WRITTEN INSTRUCTION:
Transcribe all of the material exactly. Any picture in it should be left out.

EXERCISE MATERIAL:
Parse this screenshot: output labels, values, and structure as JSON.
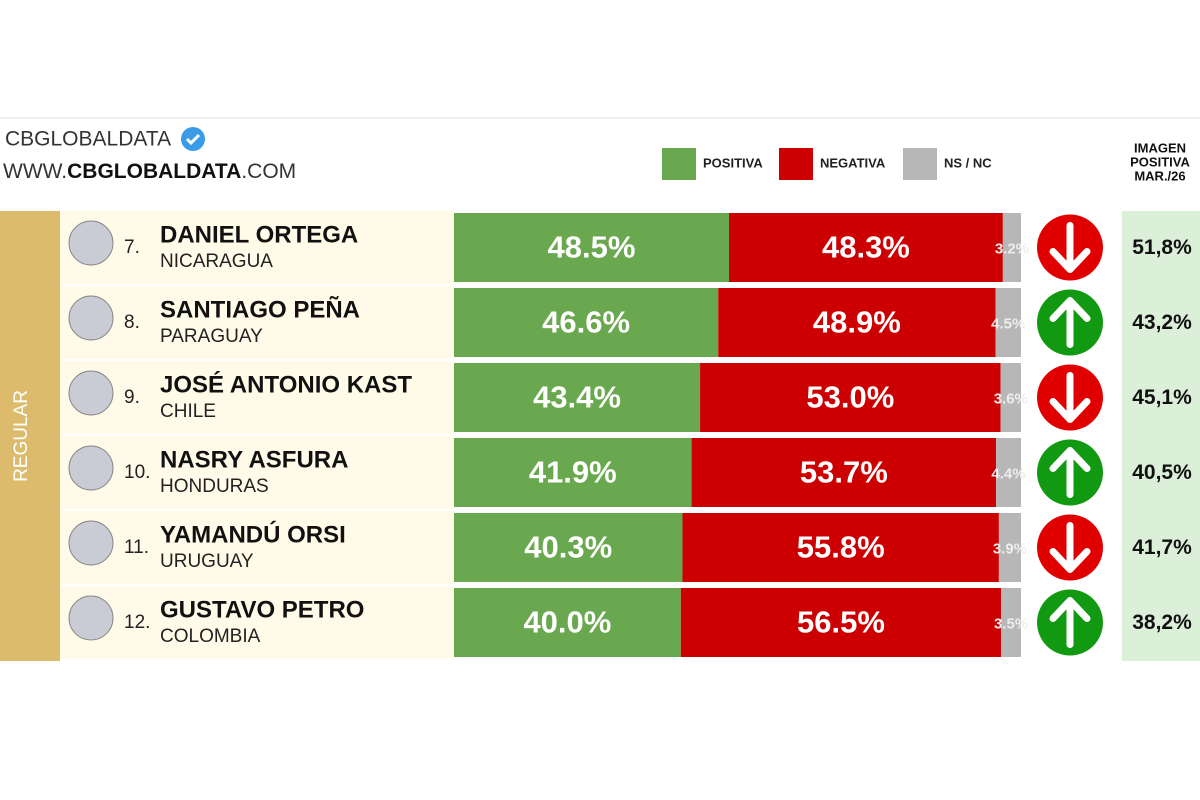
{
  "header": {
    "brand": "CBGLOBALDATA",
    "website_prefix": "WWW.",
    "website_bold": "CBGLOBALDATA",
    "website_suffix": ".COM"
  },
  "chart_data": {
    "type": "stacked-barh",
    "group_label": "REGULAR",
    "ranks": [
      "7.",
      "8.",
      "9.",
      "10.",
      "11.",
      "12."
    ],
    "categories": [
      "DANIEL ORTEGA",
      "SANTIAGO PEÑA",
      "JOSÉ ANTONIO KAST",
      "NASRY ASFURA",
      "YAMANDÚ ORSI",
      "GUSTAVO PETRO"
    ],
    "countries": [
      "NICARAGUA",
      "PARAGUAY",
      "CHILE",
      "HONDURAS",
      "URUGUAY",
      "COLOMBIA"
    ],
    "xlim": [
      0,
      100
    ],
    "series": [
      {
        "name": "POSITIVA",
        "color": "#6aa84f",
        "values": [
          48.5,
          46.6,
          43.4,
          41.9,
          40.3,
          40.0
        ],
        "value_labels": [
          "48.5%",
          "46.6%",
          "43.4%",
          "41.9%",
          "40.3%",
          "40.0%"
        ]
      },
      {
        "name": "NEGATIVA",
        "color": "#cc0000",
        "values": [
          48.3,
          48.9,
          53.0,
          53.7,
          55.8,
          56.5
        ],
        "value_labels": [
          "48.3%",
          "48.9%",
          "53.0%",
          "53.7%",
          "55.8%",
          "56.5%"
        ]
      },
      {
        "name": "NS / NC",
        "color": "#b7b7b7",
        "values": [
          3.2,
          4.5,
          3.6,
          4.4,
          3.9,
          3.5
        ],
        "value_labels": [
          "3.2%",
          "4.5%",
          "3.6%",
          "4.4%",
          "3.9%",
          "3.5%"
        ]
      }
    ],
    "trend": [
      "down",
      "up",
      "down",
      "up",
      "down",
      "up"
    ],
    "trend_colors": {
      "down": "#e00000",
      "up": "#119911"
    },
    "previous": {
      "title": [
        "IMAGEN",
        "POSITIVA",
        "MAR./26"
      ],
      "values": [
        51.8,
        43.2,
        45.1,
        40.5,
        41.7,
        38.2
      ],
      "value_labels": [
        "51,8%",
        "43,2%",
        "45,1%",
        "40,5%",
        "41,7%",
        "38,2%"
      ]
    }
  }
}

FULL RESPONSE:
Parse this screenshot: output labels, values, and structure as JSON.
{
  "header": {
    "brand": "CBGLOBALDATA",
    "website_prefix": "WWW.",
    "website_bold": "CBGLOBALDATA",
    "website_suffix": ".COM"
  },
  "chart_data": {
    "type": "stacked-barh",
    "group_label": "REGULAR",
    "ranks": [
      "7.",
      "8.",
      "9.",
      "10.",
      "11.",
      "12."
    ],
    "categories": [
      "DANIEL ORTEGA",
      "SANTIAGO PEÑA",
      "JOSÉ ANTONIO KAST",
      "NASRY ASFURA",
      "YAMANDÚ ORSI",
      "GUSTAVO PETRO"
    ],
    "countries": [
      "NICARAGUA",
      "PARAGUAY",
      "CHILE",
      "HONDURAS",
      "URUGUAY",
      "COLOMBIA"
    ],
    "xlim": [
      0,
      100
    ],
    "series": [
      {
        "name": "POSITIVA",
        "color": "#6aa84f",
        "values": [
          48.5,
          46.6,
          43.4,
          41.9,
          40.3,
          40.0
        ],
        "value_labels": [
          "48.5%",
          "46.6%",
          "43.4%",
          "41.9%",
          "40.3%",
          "40.0%"
        ]
      },
      {
        "name": "NEGATIVA",
        "color": "#cc0000",
        "values": [
          48.3,
          48.9,
          53.0,
          53.7,
          55.8,
          56.5
        ],
        "value_labels": [
          "48.3%",
          "48.9%",
          "53.0%",
          "53.7%",
          "55.8%",
          "56.5%"
        ]
      },
      {
        "name": "NS / NC",
        "color": "#b7b7b7",
        "values": [
          3.2,
          4.5,
          3.6,
          4.4,
          3.9,
          3.5
        ],
        "value_labels": [
          "3.2%",
          "4.5%",
          "3.6%",
          "4.4%",
          "3.9%",
          "3.5%"
        ]
      }
    ],
    "trend": [
      "down",
      "up",
      "down",
      "up",
      "down",
      "up"
    ],
    "trend_colors": {
      "down": "#e00000",
      "up": "#119911"
    },
    "previous": {
      "title": [
        "IMAGEN",
        "POSITIVA",
        "MAR./26"
      ],
      "values": [
        51.8,
        43.2,
        45.1,
        40.5,
        41.7,
        38.2
      ],
      "value_labels": [
        "51,8%",
        "43,2%",
        "45,1%",
        "40,5%",
        "41,7%",
        "38,2%"
      ]
    }
  }
}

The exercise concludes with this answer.